Start Exercise material

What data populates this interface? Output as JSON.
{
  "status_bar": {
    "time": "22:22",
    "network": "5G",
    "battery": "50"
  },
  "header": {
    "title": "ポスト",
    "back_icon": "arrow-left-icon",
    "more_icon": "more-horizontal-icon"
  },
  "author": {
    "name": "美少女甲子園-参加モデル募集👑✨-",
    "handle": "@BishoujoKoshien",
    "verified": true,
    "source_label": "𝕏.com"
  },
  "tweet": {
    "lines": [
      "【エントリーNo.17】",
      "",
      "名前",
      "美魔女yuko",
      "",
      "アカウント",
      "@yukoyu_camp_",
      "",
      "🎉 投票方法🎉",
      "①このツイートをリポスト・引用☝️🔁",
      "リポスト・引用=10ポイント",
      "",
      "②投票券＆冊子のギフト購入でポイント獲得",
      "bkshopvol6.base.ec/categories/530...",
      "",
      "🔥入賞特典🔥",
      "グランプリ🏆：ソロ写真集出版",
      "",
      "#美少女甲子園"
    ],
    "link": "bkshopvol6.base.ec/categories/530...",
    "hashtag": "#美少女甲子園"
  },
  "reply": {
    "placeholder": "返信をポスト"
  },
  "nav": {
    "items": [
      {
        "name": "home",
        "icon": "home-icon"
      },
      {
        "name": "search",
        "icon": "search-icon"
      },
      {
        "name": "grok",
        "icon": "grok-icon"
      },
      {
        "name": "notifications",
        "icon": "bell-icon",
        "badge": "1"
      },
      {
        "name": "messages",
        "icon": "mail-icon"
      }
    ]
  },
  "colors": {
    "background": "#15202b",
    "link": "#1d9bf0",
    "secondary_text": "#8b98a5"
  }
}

End Exercise material
Start Exercise material

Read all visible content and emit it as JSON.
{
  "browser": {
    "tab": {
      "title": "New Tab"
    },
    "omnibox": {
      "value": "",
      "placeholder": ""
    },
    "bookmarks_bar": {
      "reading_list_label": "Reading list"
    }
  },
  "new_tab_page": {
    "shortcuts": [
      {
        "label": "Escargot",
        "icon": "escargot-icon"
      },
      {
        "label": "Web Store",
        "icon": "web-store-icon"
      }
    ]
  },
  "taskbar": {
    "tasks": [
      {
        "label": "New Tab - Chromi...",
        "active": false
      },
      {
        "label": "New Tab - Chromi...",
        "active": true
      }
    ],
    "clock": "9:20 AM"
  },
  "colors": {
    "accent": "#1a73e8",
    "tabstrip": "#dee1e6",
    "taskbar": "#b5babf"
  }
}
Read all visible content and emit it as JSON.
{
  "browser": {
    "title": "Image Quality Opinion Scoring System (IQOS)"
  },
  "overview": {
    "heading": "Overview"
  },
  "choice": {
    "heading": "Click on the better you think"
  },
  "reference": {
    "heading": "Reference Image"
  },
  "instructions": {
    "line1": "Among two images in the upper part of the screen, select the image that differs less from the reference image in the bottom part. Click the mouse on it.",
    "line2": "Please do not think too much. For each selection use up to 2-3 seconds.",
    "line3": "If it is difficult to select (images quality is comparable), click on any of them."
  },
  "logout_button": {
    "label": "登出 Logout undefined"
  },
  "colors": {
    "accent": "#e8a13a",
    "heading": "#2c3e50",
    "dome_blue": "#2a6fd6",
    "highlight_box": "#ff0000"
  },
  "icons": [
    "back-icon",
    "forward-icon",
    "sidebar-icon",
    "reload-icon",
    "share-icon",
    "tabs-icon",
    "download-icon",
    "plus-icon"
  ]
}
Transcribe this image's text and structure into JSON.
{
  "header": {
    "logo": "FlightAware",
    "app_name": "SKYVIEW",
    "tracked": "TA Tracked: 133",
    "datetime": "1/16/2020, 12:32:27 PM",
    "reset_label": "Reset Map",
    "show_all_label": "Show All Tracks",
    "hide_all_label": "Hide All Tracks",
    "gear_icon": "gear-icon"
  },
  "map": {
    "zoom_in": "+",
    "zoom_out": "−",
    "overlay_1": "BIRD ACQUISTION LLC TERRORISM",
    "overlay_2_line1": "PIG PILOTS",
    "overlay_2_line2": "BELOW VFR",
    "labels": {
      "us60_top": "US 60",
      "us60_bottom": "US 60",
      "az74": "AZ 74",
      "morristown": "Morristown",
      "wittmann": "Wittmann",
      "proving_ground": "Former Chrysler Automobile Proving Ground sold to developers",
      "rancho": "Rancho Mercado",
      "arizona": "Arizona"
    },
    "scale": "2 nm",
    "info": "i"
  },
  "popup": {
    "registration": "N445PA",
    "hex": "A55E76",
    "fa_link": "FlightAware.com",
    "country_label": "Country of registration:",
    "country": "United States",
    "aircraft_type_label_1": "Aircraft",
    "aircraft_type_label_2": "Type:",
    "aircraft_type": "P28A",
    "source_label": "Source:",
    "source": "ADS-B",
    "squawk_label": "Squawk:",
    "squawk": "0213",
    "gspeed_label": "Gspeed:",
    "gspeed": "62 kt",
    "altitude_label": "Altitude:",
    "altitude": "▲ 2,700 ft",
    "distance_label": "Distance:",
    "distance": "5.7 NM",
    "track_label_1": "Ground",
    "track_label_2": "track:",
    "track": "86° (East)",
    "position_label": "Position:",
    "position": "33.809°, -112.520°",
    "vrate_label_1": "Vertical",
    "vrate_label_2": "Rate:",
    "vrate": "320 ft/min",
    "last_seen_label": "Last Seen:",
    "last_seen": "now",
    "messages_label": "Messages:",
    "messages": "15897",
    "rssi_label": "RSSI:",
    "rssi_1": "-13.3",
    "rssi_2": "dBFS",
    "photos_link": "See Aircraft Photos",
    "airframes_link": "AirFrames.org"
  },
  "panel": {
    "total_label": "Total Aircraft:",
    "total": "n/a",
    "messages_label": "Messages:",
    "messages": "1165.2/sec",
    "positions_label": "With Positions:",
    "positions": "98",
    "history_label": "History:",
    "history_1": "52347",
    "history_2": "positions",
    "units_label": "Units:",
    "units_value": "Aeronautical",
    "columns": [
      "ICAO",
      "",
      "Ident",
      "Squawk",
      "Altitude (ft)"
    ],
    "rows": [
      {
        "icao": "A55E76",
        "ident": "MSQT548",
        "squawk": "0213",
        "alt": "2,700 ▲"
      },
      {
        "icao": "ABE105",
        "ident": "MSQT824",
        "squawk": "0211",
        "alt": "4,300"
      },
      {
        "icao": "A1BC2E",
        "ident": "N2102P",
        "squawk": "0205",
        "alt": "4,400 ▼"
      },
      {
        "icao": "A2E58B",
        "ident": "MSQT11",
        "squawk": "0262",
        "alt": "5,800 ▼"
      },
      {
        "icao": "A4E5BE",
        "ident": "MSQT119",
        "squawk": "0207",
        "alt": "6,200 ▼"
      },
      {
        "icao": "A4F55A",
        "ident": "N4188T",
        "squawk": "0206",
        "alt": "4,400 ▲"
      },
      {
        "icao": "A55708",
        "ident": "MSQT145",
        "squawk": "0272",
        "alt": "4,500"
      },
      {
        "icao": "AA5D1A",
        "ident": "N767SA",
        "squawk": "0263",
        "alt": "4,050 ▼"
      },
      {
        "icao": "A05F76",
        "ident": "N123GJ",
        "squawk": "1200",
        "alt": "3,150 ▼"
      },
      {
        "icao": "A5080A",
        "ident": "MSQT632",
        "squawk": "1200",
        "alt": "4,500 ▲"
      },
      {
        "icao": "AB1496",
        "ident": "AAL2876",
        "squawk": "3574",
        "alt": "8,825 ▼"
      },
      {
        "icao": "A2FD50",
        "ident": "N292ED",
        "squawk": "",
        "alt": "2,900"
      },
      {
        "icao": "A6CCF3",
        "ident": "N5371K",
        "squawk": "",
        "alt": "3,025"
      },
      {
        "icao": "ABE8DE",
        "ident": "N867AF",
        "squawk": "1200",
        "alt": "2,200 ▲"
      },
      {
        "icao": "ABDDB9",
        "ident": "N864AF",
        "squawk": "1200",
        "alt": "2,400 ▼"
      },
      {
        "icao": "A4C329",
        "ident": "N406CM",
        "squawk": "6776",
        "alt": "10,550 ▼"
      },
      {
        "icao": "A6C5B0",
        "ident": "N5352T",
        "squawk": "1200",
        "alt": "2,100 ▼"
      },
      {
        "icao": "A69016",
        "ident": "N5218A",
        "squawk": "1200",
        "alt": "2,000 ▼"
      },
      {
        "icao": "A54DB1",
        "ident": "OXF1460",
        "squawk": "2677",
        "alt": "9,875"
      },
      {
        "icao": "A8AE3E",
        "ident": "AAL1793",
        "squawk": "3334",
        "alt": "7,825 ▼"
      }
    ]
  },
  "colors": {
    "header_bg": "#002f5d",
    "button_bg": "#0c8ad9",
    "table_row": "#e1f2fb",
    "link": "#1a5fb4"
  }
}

End Exercise material
Start Exercise material

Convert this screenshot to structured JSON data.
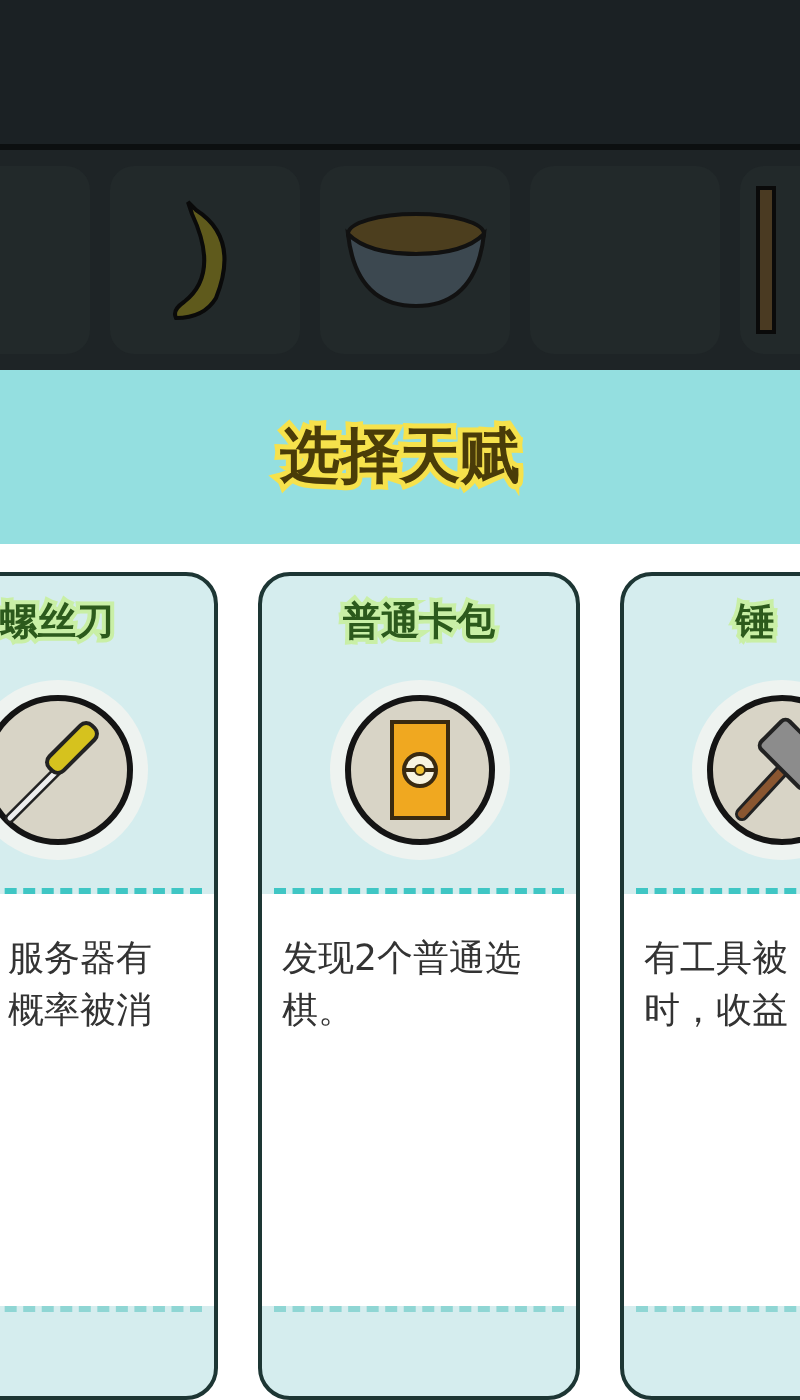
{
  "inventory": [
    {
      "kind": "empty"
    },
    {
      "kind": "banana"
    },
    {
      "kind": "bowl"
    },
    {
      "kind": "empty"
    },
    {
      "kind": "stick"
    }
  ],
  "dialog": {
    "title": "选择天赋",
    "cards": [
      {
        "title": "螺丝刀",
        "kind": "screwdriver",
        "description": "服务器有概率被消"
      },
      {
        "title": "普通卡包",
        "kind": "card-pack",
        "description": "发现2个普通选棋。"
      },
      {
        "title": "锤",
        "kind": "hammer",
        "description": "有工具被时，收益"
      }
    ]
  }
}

End Exercise material

→ Exercise instructions
Select every line where the word "this" occurs.

→ Result below
What data populates this interface? Output as JSON.
Transcribe this image's text and structure into JSON.
Convert this screenshot to structured JSON data.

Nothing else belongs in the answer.